Seeing Huff laying on the pipe below, I went down to see if I could get him out. I sat him up on the pipe but then I began to feel nauseous. I was afraid if i tried to pick him up we both would fall in the water. I decided to get out before I passed out too and get help for Huff. When I climbed to the top of the void a 3rd class corpsman pulled me out of the void. I told him not to go down there, that gas or something was down in the void.
He told me to go topside and get help, S.A.T. I took off for topside. When I got there it was on the old mess deck where we used to bring stores aboard ship through double doors. There was a bunch of men milling around but nobody could get in the repair lockers (no keys). Someone helped me climb in to the repair locker. I grabbed a red devil blower and was going to try to hand it out over the top but they said "no, no, give us a bolt cutter!" They took the bolt cutter and cut the locks off the repair locker. A few men took OBA's and headed down into the void.
After that it seemed that there was a lot of confusion. I believe the Executive Officer told me to stand by the oxygen bottle. After awhile they brought up Huff and put him on a stretcher. He didn't look good. I remember looking at faces for someone I knew but I didn't see anyone. They said they had gotten him out and it was all clear.
I told them there was another man down there. They told me they hadn't seen anyone else. The Executive Officer said, "If he is telling you there is another man down there, you better check it out". So they went down to look again. I remember that I felt so lonely and lost, but there was nothing I could do.
After a while they brought the Corpsman up from the void. They took Huff and the Corpsman to the hospital. They told me later that the Corpsman had died and they also said his wife was a paraplegic and that she was pregnant.
I put in for a transfer soon after that when Ltjg Leffler went on leave. I asked PO1 Stevens, M.E. if would approve my transfer. I walked it through and was on my way for San Diego, CA and on the USS Floyd Bay (AVP-40) by the weekend.
Although I had planned to make the navy my career, after this incident, I took an honorable discharge in August 1957 and got out of the Navy.
All these years the death of the Corpsman and the welfare of his wife has been heavy on my mind. I wonder why I got out and not him.

- _Source material_:
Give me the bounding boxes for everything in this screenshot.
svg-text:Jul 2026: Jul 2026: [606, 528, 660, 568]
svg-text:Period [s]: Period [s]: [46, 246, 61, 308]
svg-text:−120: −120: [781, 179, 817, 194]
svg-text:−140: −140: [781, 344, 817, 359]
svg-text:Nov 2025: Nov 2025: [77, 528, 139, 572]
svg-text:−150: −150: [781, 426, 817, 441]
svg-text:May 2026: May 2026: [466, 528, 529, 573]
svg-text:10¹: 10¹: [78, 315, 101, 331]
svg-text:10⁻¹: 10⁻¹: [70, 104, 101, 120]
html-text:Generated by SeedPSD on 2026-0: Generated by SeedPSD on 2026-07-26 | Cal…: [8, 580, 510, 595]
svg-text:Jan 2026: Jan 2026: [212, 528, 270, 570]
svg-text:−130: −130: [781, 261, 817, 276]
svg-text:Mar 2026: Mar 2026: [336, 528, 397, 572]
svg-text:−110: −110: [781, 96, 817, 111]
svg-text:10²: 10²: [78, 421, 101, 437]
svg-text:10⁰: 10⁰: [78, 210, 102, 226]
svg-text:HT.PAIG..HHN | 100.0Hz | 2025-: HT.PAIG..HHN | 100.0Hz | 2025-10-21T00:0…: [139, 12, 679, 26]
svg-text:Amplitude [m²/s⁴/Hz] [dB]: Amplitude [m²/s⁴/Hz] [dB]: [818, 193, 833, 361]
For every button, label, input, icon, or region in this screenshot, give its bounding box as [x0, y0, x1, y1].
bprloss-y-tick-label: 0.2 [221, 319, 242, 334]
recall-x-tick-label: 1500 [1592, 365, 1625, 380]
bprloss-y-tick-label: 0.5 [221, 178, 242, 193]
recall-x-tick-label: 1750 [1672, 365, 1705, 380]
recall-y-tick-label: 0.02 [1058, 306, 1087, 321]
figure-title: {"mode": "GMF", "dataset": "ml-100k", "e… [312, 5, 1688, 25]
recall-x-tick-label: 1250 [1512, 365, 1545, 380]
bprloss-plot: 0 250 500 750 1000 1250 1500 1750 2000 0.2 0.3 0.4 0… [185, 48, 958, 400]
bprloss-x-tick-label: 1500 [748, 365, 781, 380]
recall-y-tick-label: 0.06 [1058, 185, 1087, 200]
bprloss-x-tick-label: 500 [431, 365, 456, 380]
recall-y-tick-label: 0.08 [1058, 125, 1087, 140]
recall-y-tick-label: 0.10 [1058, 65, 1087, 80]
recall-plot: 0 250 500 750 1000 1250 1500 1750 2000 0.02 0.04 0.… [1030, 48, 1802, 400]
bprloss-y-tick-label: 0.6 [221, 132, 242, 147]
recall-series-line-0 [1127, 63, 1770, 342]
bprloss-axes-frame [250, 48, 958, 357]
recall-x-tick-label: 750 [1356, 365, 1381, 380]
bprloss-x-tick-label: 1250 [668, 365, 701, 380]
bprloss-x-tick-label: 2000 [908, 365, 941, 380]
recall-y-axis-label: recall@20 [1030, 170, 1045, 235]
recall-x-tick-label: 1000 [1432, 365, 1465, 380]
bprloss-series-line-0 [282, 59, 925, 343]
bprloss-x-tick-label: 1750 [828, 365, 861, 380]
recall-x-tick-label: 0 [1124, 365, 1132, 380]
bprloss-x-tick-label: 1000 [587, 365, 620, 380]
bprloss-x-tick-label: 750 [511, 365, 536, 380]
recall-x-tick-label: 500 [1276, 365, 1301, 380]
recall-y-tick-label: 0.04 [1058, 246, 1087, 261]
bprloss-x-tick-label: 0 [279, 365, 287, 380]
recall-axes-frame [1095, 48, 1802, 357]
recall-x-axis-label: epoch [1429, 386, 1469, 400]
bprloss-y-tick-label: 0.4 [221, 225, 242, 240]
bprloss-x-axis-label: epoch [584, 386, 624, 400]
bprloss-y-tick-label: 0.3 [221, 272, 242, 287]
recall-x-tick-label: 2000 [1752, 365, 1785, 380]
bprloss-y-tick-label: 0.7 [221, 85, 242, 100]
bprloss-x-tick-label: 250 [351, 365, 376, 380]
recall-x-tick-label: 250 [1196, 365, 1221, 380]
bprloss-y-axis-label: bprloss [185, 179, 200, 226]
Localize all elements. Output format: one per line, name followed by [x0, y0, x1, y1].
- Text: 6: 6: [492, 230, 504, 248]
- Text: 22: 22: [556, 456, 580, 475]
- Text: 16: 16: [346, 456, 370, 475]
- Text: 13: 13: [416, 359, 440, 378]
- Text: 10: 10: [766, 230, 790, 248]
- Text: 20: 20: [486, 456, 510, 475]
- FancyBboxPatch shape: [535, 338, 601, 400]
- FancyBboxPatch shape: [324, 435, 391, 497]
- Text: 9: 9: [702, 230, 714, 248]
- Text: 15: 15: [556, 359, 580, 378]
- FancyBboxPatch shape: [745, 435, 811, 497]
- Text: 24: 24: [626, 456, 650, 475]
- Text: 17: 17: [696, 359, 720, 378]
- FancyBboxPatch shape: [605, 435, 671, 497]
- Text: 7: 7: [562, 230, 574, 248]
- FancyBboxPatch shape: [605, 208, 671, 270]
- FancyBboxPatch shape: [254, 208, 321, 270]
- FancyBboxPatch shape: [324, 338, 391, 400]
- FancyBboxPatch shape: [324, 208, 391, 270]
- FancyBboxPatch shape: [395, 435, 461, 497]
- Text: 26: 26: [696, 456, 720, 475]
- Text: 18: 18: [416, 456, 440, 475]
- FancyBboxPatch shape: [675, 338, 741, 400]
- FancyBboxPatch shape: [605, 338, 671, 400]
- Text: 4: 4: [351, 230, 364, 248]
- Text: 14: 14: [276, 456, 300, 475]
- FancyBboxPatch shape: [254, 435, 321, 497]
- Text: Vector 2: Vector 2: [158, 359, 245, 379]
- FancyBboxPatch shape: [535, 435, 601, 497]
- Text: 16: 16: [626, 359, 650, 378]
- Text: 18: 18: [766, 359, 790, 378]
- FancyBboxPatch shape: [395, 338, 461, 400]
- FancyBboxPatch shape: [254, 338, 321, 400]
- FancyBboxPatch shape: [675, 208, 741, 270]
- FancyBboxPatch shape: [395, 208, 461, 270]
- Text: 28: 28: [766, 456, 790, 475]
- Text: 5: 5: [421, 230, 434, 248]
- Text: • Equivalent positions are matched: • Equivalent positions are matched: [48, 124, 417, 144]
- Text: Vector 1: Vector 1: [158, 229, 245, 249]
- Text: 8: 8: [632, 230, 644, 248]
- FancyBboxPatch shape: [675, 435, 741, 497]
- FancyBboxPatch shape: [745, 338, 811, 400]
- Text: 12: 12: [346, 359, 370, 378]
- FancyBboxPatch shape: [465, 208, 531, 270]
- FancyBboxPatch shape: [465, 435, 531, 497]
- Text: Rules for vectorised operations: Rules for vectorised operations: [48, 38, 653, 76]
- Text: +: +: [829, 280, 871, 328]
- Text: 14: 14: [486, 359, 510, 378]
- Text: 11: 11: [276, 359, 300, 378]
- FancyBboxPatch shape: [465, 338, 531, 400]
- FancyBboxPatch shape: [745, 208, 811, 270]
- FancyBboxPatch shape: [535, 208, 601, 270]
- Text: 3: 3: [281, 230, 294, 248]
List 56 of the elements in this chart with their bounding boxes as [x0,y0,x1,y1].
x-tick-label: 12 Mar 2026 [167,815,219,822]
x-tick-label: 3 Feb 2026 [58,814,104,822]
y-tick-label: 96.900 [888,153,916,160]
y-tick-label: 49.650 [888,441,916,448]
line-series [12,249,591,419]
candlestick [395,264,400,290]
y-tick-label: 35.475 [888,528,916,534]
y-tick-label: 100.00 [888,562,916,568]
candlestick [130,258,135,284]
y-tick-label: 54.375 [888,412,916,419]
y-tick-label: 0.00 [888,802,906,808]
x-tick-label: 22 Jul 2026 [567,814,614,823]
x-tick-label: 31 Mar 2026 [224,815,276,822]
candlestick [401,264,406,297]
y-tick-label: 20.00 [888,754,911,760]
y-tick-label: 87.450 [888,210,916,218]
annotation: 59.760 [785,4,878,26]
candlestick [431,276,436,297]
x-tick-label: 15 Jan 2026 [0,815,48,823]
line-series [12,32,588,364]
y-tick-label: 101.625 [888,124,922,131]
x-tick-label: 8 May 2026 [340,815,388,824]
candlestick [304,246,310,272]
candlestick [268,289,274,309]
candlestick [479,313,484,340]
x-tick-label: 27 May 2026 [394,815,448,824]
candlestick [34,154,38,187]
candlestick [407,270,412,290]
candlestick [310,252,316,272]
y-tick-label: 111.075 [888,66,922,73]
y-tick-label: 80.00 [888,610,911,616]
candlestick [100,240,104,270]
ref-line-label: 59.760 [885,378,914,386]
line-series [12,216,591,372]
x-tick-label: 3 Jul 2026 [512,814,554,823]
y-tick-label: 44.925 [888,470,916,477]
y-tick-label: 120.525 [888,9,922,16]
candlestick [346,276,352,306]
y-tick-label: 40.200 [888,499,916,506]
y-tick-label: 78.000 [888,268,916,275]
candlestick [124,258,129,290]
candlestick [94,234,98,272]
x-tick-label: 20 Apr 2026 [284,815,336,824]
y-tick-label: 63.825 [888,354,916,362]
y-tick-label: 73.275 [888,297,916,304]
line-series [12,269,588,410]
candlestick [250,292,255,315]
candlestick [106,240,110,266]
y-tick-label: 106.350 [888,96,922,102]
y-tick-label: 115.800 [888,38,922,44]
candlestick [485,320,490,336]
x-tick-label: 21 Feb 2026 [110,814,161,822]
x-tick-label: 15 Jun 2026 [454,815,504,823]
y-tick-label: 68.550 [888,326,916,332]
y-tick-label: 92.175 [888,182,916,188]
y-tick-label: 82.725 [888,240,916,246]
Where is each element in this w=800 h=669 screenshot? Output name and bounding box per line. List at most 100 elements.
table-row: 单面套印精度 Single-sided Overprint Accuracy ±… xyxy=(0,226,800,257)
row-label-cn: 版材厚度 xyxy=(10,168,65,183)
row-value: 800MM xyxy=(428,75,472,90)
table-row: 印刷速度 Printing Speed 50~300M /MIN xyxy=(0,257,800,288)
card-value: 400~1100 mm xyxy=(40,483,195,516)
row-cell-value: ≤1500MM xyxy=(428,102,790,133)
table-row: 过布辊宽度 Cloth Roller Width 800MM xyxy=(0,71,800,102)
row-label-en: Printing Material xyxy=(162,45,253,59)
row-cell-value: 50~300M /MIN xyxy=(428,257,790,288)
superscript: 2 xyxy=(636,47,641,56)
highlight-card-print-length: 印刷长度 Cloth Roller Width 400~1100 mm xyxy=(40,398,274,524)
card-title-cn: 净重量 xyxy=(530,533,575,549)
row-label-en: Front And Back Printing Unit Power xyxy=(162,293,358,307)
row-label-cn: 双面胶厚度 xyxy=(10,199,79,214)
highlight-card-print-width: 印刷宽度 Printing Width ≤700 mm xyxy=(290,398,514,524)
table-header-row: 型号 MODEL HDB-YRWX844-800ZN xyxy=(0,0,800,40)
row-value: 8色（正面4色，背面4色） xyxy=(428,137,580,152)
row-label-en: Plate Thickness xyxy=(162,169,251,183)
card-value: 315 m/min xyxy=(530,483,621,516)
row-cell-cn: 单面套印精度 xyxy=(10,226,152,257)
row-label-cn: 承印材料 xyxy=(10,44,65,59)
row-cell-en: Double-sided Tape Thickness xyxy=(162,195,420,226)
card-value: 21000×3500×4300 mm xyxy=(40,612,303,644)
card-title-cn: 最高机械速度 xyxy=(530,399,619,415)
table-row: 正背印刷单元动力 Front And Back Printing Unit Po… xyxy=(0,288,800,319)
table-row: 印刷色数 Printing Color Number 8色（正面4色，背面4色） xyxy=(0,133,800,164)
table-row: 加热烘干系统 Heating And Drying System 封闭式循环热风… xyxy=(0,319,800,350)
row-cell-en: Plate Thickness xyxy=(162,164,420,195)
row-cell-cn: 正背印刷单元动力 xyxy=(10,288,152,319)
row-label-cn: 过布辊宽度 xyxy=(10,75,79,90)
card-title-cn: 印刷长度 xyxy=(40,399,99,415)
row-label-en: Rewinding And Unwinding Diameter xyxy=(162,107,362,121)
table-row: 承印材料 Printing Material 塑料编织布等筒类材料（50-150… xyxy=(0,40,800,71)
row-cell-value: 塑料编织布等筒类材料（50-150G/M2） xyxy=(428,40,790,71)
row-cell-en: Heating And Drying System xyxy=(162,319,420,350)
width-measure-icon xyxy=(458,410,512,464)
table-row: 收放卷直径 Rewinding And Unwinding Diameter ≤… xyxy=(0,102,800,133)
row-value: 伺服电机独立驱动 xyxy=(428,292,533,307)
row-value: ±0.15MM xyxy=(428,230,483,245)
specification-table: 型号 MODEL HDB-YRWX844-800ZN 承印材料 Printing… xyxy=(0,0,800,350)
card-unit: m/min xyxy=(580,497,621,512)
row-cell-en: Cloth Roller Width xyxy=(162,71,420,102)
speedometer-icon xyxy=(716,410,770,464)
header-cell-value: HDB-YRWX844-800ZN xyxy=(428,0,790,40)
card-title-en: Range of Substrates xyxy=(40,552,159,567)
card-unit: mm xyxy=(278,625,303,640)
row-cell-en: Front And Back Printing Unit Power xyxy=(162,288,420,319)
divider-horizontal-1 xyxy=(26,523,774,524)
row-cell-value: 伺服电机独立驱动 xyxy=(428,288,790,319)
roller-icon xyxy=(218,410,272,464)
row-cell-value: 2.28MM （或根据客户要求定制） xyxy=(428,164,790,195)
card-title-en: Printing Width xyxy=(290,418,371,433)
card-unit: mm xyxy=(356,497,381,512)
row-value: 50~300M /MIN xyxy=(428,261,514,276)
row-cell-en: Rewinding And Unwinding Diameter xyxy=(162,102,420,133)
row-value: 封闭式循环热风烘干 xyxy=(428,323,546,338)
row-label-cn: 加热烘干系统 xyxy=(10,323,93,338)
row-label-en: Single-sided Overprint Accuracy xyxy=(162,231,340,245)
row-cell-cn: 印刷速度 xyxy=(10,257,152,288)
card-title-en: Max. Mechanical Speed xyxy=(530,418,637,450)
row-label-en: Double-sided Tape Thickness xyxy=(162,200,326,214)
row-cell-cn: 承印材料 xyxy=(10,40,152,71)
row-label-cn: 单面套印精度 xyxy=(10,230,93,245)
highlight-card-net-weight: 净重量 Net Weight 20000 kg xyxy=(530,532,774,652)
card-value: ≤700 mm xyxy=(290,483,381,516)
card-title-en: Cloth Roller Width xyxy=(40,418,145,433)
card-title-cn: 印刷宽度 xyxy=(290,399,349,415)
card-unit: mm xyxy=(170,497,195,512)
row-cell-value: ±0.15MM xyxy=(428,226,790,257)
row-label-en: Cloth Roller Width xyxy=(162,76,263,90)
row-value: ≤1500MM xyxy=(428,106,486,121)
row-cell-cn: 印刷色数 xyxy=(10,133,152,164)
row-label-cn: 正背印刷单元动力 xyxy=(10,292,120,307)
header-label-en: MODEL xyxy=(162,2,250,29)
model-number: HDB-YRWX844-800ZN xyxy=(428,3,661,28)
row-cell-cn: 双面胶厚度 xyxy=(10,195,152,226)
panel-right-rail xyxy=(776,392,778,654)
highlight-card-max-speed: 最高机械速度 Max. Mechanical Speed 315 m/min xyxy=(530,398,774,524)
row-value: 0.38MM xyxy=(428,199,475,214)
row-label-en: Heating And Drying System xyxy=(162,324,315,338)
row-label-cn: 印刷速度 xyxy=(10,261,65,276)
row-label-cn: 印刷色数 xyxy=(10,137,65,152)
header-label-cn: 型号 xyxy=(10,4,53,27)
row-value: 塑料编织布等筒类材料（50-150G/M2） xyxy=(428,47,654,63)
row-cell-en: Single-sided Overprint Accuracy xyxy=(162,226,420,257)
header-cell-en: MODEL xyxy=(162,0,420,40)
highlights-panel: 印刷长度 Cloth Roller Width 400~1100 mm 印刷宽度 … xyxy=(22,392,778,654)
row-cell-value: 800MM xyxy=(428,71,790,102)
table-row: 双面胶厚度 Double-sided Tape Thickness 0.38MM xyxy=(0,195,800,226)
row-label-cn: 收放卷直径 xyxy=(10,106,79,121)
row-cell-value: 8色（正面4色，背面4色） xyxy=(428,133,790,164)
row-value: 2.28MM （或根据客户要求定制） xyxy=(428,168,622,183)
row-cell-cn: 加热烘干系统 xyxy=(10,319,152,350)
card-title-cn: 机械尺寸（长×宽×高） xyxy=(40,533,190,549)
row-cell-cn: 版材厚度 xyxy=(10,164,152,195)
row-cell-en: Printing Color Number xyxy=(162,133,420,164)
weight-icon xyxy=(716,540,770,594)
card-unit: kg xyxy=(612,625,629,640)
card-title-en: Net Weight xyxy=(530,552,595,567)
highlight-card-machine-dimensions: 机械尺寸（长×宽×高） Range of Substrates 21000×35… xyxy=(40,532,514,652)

- _Exercise aim_: Retype the shipboard rescue account starting with "I put in for" and going on through "and not him.".

- _Response below_:
I put in for a transfer soon after that when Ltjg Leffler went on leave. I asked PO1 Stevens, M.E. if would approve my transfer. I walked it through and was on my way for San Diego, CA and on the USS Floyd Bay (AVP-40) by the weekend.
Although I had planned to make the navy my career, after this incident, I took an honorable discharge in August 1957 and got out of the Navy.
All these years the death of the Corpsman and the welfare of his wife has been heavy on my mind. I wonder why I got out and not him.